Objective:
Word for word, restate every line of the material.

Records to process:
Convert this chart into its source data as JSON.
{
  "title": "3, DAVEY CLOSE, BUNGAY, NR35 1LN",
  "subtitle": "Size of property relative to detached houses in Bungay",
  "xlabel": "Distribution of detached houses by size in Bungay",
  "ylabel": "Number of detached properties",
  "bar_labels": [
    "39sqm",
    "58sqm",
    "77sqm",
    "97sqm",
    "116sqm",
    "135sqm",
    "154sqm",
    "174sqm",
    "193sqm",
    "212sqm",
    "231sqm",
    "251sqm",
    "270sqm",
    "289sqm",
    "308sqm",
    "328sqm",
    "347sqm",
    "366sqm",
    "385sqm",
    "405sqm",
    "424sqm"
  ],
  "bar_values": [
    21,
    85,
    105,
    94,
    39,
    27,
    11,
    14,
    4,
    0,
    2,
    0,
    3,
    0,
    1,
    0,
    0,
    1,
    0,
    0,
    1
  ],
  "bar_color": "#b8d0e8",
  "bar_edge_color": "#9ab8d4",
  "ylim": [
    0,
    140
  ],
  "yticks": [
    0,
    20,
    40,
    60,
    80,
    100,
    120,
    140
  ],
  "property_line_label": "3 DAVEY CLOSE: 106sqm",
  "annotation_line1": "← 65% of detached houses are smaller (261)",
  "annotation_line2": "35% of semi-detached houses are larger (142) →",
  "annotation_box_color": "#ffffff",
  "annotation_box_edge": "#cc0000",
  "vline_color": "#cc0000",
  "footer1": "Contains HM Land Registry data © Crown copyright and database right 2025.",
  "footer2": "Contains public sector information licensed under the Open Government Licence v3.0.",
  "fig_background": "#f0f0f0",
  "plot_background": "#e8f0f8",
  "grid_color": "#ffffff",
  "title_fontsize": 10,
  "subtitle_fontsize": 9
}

Solved exercise:
Convert this chart into its source data as JSON.
{
  "title": "3, DAVEY CLOSE, BUNGAY, NR35 1LN",
  "subtitle": "Size of property relative to detached houses in Bungay",
  "xlabel": "Distribution of detached houses by size in Bungay",
  "ylabel": "Number of detached properties",
  "bar_labels": [
    "39sqm",
    "58sqm",
    "77sqm",
    "97sqm",
    "116sqm",
    "135sqm",
    "154sqm",
    "174sqm",
    "193sqm",
    "212sqm",
    "231sqm",
    "251sqm",
    "270sqm",
    "289sqm",
    "308sqm",
    "328sqm",
    "347sqm",
    "366sqm",
    "385sqm",
    "405sqm",
    "424sqm"
  ],
  "bar_values": [
    21,
    85,
    105,
    94,
    39,
    27,
    11,
    14,
    4,
    0,
    2,
    0,
    3,
    0,
    1,
    0,
    0,
    1,
    0,
    0,
    1
  ],
  "bar_color": "#b8d0e8",
  "bar_edge_color": "#9ab8d4",
  "ylim": [
    0,
    140
  ],
  "yticks": [
    0,
    20,
    40,
    60,
    80,
    100,
    120,
    140
  ],
  "property_line_label": "3 DAVEY CLOSE: 106sqm",
  "annotation_line1": "← 65% of detached houses are smaller (261)",
  "annotation_line2": "35% of semi-detached houses are larger (142) →",
  "annotation_box_color": "#ffffff",
  "annotation_box_edge": "#cc0000",
  "vline_color": "#cc0000",
  "footer1": "Contains HM Land Registry data © Crown copyright and database right 2025.",
  "footer2": "Contains public sector information licensed under the Open Government Licence v3.0.",
  "fig_background": "#f0f0f0",
  "plot_background": "#e8f0f8",
  "grid_color": "#ffffff",
  "title_fontsize": 10,
  "subtitle_fontsize": 9
}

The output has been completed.